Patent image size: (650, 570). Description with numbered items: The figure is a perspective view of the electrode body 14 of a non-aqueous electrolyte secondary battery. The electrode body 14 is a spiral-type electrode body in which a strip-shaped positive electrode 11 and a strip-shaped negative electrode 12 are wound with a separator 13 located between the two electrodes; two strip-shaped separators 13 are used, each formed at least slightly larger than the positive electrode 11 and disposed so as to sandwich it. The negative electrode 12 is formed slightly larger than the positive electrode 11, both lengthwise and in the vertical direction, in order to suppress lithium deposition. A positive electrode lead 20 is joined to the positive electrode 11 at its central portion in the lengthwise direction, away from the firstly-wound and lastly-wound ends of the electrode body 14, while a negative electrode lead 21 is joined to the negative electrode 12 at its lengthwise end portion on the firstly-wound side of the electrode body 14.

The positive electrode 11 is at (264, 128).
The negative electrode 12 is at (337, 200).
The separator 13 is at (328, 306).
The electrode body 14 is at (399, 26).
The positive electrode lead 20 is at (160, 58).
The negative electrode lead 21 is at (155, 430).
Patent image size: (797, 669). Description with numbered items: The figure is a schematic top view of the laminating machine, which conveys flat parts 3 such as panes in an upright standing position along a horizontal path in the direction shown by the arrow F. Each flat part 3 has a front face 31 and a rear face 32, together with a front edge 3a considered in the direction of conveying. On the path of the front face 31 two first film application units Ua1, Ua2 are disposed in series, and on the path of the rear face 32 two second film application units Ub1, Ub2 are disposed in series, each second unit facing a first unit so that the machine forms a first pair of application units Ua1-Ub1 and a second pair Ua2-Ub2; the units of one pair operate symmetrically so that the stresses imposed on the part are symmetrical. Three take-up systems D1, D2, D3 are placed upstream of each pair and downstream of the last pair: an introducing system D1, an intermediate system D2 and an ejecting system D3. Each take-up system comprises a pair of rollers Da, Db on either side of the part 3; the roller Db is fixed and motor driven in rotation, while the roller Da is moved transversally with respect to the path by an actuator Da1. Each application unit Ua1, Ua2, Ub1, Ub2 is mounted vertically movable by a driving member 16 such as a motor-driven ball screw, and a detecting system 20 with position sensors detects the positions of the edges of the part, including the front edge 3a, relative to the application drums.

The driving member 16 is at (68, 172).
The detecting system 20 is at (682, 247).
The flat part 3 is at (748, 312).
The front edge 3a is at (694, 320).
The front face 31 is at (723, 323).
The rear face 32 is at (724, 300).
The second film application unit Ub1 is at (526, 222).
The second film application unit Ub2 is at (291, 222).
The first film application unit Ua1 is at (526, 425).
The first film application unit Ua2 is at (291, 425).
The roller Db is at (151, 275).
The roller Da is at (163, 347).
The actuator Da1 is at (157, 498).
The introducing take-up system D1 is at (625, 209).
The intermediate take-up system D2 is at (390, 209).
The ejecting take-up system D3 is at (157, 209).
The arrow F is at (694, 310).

## WHAT IS ASKED
Rewrite every item above, substituting "isometric view" for each occurrence of "perspective view" and keeping all other text the same.

## COMPLETED EXERCISE
Patent image size: (650, 570). Description with numbered items: The figure is a isometric view of the electrode body 14 of a non-aqueous electrolyte secondary battery. The electrode body 14 is a spiral-type electrode body in which a strip-shaped positive electrode 11 and a strip-shaped negative electrode 12 are wound with a separator 13 located between the two electrodes; two strip-shaped separators 13 are used, each formed at least slightly larger than the positive electrode 11 and disposed so as to sandwich it. The negative electrode 12 is formed slightly larger than the positive electrode 11, both lengthwise and in the vertical direction, in order to suppress lithium deposition. A positive electrode lead 20 is joined to the positive electrode 11 at its central portion in the lengthwise direction, away from the firstly-wound and lastly-wound ends of the electrode body 14, while a negative electrode lead 21 is joined to the negative electrode 12 at its lengthwise end portion on the firstly-wound side of the electrode body 14.

The positive electrode 11 is at (264, 128).
The negative electrode 12 is at (337, 200).
The separator 13 is at (328, 306).
The electrode body 14 is at (399, 26).
The positive electrode lead 20 is at (160, 58).
The negative electrode lead 21 is at (155, 430).
Patent image size: (797, 669). Description with numbered items: The figure is a schematic top view of the laminating machine, which conveys flat parts 3 such as panes in an upright standing position along a horizontal path in the direction shown by the arrow F. Each flat part 3 has a front face 31 and a rear face 32, together with a front edge 3a considered in the direction of conveying. On the path of the front face 31 two first film application units Ua1, Ua2 are disposed in series, and on the path of the rear face 32 two second film application units Ub1, Ub2 are disposed in series, each second unit facing a first unit so that the machine forms a first pair of application units Ua1-Ub1 and a second pair Ua2-Ub2; the units of one pair operate symmetrically so that the stresses imposed on the part are symmetrical. Three take-up systems D1, D2, D3 are placed upstream of each pair and downstream of the last pair: an introducing system D1, an intermediate system D2 and an ejecting system D3. Each take-up system comprises a pair of rollers Da, Db on either side of the part 3; the roller Db is fixed and motor driven in rotation, while the roller Da is moved transversally with respect to the path by an actuator Da1. Each application unit Ua1, Ua2, Ub1, Ub2 is mounted vertically movable by a driving member 16 such as a motor-driven ball screw, and a detecting system 20 with position sensors detects the positions of the edges of the part, including the front edge 3a, relative to the application drums.

The driving member 16 is at (68, 172).
The detecting system 20 is at (682, 247).
The flat part 3 is at (748, 312).
The front edge 3a is at (694, 320).
The front face 31 is at (723, 323).
The rear face 32 is at (724, 300).
The second film application unit Ub1 is at (526, 222).
The second film application unit Ub2 is at (291, 222).
The first film application unit Ua1 is at (526, 425).
The first film application unit Ua2 is at (291, 425).
The roller Db is at (151, 275).
The roller Da is at (163, 347).
The actuator Da1 is at (157, 498).
The introducing take-up system D1 is at (625, 209).
The intermediate take-up system D2 is at (390, 209).
The ejecting take-up system D3 is at (157, 209).
The arrow F is at (694, 310).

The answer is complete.